[SHORT EXERCISE] Select all lines with the string "value" in them, and copy those lines.

[DATA RECORDS]
::::
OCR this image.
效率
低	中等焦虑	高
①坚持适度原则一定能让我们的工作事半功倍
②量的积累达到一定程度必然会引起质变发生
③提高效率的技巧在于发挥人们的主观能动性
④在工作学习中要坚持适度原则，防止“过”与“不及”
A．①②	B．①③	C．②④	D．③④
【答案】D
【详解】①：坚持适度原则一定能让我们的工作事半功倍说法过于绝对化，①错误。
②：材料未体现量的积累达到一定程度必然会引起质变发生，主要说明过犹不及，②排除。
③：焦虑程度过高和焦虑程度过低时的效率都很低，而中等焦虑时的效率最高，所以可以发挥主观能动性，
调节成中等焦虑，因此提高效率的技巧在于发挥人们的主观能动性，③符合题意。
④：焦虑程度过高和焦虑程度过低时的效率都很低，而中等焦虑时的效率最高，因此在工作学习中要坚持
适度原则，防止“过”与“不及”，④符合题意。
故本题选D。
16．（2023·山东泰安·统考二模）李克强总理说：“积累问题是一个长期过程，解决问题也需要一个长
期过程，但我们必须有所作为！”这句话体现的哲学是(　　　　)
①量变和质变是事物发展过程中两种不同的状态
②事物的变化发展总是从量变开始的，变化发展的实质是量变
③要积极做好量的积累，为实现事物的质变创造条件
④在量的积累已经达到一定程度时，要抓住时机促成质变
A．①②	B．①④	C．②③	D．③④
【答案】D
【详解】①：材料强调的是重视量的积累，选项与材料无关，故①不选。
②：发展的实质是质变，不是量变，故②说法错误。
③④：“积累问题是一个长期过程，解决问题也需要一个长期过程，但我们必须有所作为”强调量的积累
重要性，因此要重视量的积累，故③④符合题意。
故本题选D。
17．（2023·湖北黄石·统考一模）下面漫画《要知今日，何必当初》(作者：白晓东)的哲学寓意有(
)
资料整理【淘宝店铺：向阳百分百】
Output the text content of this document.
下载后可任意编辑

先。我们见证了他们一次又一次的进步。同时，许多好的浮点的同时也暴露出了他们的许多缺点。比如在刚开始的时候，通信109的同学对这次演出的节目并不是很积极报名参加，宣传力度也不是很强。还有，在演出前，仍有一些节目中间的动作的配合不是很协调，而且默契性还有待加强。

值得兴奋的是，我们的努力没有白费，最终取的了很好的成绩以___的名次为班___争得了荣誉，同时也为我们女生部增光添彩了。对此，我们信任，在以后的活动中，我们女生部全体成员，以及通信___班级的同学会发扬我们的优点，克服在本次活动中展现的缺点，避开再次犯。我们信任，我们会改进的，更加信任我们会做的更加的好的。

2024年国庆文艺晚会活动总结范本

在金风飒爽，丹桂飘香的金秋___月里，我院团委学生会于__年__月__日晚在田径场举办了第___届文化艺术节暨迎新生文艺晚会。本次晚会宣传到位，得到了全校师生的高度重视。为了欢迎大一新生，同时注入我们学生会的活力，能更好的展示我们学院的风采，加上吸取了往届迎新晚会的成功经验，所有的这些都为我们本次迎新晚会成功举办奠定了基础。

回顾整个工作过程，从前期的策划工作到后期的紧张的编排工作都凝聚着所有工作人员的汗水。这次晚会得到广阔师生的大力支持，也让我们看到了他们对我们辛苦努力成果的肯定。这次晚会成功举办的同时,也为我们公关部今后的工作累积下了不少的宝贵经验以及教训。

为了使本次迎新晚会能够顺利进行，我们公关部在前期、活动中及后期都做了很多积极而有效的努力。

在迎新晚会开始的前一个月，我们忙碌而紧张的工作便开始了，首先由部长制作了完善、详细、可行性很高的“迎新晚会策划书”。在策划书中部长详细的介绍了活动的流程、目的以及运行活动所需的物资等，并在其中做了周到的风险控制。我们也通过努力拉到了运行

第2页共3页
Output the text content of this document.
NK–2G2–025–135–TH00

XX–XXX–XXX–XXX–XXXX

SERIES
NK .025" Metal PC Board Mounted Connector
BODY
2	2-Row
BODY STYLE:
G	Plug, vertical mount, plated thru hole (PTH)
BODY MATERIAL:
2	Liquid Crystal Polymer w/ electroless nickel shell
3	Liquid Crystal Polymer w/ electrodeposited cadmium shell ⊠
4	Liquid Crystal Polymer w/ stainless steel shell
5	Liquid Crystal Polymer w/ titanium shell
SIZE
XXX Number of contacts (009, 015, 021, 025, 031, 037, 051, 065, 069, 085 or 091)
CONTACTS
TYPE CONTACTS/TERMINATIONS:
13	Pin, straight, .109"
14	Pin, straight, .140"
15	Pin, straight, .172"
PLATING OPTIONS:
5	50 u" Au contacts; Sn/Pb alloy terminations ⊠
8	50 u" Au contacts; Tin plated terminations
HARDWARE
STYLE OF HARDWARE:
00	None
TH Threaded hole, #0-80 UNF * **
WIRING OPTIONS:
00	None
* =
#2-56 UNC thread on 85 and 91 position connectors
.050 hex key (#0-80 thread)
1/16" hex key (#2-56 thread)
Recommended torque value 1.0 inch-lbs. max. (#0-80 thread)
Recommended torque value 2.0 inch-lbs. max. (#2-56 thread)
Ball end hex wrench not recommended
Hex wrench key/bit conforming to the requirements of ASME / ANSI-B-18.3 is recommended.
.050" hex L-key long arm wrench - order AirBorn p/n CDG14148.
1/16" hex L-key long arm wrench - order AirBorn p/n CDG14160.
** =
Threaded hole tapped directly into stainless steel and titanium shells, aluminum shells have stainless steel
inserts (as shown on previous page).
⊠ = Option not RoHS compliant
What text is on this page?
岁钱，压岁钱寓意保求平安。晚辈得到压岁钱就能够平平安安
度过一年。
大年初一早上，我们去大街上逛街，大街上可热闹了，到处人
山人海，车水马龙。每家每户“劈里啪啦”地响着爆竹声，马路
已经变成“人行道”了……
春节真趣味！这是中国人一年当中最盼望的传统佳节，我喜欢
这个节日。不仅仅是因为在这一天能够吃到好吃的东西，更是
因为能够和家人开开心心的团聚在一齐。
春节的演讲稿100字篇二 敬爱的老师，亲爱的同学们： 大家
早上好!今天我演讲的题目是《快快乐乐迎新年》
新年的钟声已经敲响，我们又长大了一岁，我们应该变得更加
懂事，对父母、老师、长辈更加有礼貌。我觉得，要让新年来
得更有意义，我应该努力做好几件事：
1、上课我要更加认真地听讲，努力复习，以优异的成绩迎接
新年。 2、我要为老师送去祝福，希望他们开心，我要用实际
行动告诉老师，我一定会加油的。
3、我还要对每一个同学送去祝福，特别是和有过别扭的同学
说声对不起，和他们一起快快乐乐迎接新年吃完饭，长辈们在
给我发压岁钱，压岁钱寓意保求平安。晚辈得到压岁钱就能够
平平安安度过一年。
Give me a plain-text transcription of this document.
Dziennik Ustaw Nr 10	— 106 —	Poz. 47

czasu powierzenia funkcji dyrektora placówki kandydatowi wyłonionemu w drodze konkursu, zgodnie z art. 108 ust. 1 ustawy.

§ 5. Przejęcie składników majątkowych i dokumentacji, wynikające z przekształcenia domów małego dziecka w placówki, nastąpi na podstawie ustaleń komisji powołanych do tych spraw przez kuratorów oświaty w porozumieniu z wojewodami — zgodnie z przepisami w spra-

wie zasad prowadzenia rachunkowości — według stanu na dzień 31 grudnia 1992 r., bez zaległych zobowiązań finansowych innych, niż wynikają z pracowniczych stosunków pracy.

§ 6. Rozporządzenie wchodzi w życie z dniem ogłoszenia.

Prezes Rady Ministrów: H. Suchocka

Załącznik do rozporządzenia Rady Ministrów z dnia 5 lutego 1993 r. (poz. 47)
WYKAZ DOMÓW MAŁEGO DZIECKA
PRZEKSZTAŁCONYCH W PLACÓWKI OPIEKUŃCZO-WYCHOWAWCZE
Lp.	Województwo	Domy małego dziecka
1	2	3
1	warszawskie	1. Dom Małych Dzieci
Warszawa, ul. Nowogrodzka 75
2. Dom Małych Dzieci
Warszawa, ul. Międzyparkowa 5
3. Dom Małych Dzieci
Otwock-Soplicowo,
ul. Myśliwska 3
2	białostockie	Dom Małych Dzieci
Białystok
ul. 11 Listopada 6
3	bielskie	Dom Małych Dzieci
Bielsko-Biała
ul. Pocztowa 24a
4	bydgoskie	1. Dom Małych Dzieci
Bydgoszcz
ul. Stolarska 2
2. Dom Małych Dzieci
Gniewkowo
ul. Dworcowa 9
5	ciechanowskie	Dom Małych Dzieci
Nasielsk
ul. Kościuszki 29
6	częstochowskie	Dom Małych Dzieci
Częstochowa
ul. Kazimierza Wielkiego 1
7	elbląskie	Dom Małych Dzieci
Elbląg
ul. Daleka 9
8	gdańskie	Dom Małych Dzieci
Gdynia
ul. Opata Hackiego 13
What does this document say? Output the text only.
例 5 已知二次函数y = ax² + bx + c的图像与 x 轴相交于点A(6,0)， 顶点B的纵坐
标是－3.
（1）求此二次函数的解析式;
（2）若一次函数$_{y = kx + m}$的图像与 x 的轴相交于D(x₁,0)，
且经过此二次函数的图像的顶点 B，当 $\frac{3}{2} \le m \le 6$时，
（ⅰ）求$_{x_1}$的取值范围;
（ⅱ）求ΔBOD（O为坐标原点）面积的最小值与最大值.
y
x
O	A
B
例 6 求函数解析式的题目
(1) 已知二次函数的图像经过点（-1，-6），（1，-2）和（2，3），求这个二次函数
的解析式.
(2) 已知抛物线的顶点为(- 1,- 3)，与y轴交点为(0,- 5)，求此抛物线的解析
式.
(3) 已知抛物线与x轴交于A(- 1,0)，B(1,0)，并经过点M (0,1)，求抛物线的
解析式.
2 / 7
::::
[EXERCISE ANSWER]
Recommended torque value 1.0 inch-lbs. max. (#0-80 thread)
Recommended torque value 2.0 inch-lbs. max. (#2-56 thread)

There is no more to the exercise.